◆ Questions on the material ◆
[a] Can you copy out word for word the part of the passage on chronic low back pain starting at "Chronic low back" and ending at "also modestly increased."?
[b] What does the passage on chronic low back pain state for each of these?
(i) Which two treatments does it describe as under-utilized?
(ii) In which state did the group's work take place?
(iii) How did the prevalence of chronic LBP in the adult population change in the group's recent study?

++++ Passage for review

Provider and treatment use for chronic LBP are both very common and varied. Current treatment patterns are consistent with over-utilization of some medications and treatments, and under-utilization of exercise and depression treatment.
Chronic low back pain (LBP) is disabling, expensive and becoming increasingly common.1 2 Recent work by our group in North Carolina has indicated that the prevalence of chronic LBP has increased over the past 10–15 years, increasing in our recent study from 3.9% to 10.2% of the adult population3. We also found that the proportion of those who seek care has also modestly increased.

++++++++
++++ Data for review

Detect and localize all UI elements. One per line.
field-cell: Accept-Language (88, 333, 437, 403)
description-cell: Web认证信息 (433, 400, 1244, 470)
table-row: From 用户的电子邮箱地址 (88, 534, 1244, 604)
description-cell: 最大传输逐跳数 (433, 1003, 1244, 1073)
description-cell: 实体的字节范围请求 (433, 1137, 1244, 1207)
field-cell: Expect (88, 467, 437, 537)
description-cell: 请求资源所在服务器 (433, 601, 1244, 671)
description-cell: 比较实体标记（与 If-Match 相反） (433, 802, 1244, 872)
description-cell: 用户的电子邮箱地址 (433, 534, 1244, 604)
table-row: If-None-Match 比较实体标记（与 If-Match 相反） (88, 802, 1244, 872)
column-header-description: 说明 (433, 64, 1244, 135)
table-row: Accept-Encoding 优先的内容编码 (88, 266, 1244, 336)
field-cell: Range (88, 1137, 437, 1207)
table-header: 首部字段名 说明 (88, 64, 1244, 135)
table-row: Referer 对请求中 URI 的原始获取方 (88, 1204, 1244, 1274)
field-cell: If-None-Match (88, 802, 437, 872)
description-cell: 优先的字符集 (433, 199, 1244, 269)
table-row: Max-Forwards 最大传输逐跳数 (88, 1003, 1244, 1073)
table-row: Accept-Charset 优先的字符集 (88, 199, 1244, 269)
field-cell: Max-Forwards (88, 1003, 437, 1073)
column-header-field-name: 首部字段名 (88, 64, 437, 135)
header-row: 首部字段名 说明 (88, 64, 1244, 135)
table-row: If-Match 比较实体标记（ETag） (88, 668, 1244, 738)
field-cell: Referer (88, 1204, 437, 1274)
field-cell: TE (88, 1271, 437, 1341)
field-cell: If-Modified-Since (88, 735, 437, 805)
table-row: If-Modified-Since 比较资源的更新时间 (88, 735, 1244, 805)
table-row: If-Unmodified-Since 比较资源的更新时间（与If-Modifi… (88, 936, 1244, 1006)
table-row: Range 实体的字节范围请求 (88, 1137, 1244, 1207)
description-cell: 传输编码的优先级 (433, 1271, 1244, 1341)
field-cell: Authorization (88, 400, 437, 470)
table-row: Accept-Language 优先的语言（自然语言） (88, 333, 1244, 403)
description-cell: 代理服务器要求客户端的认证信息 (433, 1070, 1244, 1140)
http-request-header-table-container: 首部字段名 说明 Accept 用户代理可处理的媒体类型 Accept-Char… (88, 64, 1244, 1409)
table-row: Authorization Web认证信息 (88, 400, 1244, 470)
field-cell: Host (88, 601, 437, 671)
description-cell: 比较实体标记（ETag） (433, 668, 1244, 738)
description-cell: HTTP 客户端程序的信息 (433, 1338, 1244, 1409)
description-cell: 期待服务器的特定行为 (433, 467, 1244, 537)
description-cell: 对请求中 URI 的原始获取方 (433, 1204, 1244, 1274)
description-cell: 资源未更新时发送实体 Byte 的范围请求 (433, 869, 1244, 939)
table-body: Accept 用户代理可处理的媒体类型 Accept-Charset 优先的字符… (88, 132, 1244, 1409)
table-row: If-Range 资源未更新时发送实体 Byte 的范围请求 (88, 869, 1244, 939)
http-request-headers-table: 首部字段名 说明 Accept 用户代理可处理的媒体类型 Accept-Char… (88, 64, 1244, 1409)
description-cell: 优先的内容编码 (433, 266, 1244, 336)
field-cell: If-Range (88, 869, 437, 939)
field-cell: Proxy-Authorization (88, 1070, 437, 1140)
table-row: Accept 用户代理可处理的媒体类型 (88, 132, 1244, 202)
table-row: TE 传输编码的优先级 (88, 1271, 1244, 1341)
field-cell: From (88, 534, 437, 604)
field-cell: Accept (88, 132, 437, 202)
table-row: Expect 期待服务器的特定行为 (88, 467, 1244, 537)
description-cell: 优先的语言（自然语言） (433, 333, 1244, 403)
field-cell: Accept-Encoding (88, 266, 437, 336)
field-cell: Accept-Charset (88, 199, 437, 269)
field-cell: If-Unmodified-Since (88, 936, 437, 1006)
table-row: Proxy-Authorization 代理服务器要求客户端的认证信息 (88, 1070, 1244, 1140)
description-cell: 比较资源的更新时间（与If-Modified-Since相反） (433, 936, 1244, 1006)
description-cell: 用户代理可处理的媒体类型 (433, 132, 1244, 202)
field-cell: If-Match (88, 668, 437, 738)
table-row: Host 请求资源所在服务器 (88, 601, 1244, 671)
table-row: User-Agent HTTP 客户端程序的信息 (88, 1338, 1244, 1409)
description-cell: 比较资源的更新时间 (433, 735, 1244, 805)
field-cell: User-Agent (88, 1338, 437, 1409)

++++++++

◆ Solutions ◆
[a]
Chronic low back pain (LBP) is disabling, expensive and becoming increasingly common.1 2 Recent work by our group in North Carolina has indicated that the prevalence of chronic LBP has increased over the past 10–15 years, increasing in our recent study from 3.9% to 10.2% of the adult population3. We also found that the proportion of those who seek care has also modestly increased.

[b]
(i) Exercise and depression treatment.
(ii) North Carolina.
(iii) It increased from 3.9% to 10.2%.